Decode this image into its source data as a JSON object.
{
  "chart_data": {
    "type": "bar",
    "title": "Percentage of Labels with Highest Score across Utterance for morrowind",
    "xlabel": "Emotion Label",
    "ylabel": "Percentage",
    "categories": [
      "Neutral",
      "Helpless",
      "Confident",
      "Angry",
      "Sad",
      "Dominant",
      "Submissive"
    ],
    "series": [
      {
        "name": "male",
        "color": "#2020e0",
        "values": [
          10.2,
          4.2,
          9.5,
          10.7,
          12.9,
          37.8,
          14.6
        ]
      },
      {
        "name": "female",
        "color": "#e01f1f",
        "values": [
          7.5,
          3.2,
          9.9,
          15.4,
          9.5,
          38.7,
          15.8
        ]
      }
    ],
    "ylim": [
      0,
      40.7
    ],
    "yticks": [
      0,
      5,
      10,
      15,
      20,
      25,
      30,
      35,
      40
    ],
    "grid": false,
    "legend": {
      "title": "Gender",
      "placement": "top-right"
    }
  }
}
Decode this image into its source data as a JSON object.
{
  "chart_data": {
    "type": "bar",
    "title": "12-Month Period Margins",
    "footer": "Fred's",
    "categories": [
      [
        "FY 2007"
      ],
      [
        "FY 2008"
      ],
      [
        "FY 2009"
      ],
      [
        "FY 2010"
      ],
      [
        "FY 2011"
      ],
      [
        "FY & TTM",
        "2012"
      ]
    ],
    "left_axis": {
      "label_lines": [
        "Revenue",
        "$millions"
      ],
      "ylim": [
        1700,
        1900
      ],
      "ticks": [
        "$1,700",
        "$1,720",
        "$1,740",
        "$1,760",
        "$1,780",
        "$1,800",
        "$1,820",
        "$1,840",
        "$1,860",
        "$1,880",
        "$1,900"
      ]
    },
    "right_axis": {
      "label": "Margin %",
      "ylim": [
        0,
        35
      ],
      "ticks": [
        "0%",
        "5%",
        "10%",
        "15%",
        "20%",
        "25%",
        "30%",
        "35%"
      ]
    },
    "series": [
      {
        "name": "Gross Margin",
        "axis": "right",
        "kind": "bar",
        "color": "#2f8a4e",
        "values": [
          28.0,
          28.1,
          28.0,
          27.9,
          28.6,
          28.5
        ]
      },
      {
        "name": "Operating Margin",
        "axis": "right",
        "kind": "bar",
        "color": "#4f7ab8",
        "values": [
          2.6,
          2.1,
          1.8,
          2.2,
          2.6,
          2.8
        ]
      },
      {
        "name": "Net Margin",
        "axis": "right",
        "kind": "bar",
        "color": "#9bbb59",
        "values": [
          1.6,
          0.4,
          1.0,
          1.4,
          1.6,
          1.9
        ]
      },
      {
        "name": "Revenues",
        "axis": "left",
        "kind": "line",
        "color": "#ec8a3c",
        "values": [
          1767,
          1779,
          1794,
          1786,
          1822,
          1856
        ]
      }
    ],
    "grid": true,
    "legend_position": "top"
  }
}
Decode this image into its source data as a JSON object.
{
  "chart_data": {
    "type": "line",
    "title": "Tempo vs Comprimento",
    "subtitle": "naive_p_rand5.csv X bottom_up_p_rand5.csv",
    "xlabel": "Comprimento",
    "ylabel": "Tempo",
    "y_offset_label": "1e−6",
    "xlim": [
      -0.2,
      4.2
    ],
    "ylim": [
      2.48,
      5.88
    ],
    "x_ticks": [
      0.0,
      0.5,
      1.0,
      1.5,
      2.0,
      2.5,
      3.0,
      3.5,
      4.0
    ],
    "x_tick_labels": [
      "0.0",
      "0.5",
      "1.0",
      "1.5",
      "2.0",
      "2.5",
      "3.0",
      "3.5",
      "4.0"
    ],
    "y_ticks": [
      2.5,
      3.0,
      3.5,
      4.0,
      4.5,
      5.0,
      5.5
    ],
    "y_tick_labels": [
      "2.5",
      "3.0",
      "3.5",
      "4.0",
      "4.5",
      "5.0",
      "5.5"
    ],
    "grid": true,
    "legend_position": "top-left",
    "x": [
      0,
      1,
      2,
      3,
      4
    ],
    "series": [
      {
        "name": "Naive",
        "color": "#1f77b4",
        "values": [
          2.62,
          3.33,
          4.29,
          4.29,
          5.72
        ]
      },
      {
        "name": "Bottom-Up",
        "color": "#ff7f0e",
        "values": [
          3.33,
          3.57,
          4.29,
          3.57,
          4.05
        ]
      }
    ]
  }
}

====

**Work required:**
Output the entries verbatim.

**Reply:**
Decode this image into its source data as a JSON object.
{
  "chart_data": {
    "type": "bar",
    "title": "Percentage of Labels with Highest Score across Utterance for morrowind",
    "xlabel": "Emotion Label",
    "ylabel": "Percentage",
    "categories": [
      "Neutral",
      "Helpless",
      "Confident",
      "Angry",
      "Sad",
      "Dominant",
      "Submissive"
    ],
    "series": [
      {
        "name": "male",
        "color": "#2020e0",
        "values": [
          10.2,
          4.2,
          9.5,
          10.7,
          12.9,
          37.8,
          14.6
        ]
      },
      {
        "name": "female",
        "color": "#e01f1f",
        "values": [
          7.5,
          3.2,
          9.9,
          15.4,
          9.5,
          38.7,
          15.8
        ]
      }
    ],
    "ylim": [
      0,
      40.7
    ],
    "yticks": [
      0,
      5,
      10,
      15,
      20,
      25,
      30,
      35,
      40
    ],
    "grid": false,
    "legend": {
      "title": "Gender",
      "placement": "top-right"
    }
  }
}
Decode this image into its source data as a JSON object.
{
  "chart_data": {
    "type": "bar",
    "title": "12-Month Period Margins",
    "footer": "Fred's",
    "categories": [
      [
        "FY 2007"
      ],
      [
        "FY 2008"
      ],
      [
        "FY 2009"
      ],
      [
        "FY 2010"
      ],
      [
        "FY 2011"
      ],
      [
        "FY & TTM",
        "2012"
      ]
    ],
    "left_axis": {
      "label_lines": [
        "Revenue",
        "$millions"
      ],
      "ylim": [
        1700,
        1900
      ],
      "ticks": [
        "$1,700",
        "$1,720",
        "$1,740",
        "$1,760",
        "$1,780",
        "$1,800",
        "$1,820",
        "$1,840",
        "$1,860",
        "$1,880",
        "$1,900"
      ]
    },
    "right_axis": {
      "label": "Margin %",
      "ylim": [
        0,
        35
      ],
      "ticks": [
        "0%",
        "5%",
        "10%",
        "15%",
        "20%",
        "25%",
        "30%",
        "35%"
      ]
    },
    "series": [
      {
        "name": "Gross Margin",
        "axis": "right",
        "kind": "bar",
        "color": "#2f8a4e",
        "values": [
          28.0,
          28.1,
          28.0,
          27.9,
          28.6,
          28.5
        ]
      },
      {
        "name": "Operating Margin",
        "axis": "right",
        "kind": "bar",
        "color": "#4f7ab8",
        "values": [
          2.6,
          2.1,
          1.8,
          2.2,
          2.6,
          2.8
        ]
      },
      {
        "name": "Net Margin",
        "axis": "right",
        "kind": "bar",
        "color": "#9bbb59",
        "values": [
          1.6,
          0.4,
          1.0,
          1.4,
          1.6,
          1.9
        ]
      },
      {
        "name": "Revenues",
        "axis": "left",
        "kind": "line",
        "color": "#ec8a3c",
        "values": [
          1767,
          1779,
          1794,
          1786,
          1822,
          1856
        ]
      }
    ],
    "grid": true,
    "legend_position": "top"
  }
}
Decode this image into its source data as a JSON object.
{
  "chart_data": {
    "type": "line",
    "title": "Tempo vs Comprimento",
    "subtitle": "naive_p_rand5.csv X bottom_up_p_rand5.csv",
    "xlabel": "Comprimento",
    "ylabel": "Tempo",
    "y_offset_label": "1e−6",
    "xlim": [
      -0.2,
      4.2
    ],
    "ylim": [
      2.48,
      5.88
    ],
    "x_ticks": [
      0.0,
      0.5,
      1.0,
      1.5,
      2.0,
      2.5,
      3.0,
      3.5,
      4.0
    ],
    "x_tick_labels": [
      "0.0",
      "0.5",
      "1.0",
      "1.5",
      "2.0",
      "2.5",
      "3.0",
      "3.5",
      "4.0"
    ],
    "y_ticks": [
      2.5,
      3.0,
      3.5,
      4.0,
      4.5,
      5.0,
      5.5
    ],
    "y_tick_labels": [
      "2.5",
      "3.0",
      "3.5",
      "4.0",
      "4.5",
      "5.0",
      "5.5"
    ],
    "grid": true,
    "legend_position": "top-left",
    "x": [
      0,
      1,
      2,
      3,
      4
    ],
    "series": [
      {
        "name": "Naive",
        "color": "#1f77b4",
        "values": [
          2.62,
          3.33,
          4.29,
          4.29,
          5.72
        ]
      },
      {
        "name": "Bottom-Up",
        "color": "#ff7f0e",
        "values": [
          3.33,
          3.57,
          4.29,
          3.57,
          4.05
        ]
      }
    ]
  }
}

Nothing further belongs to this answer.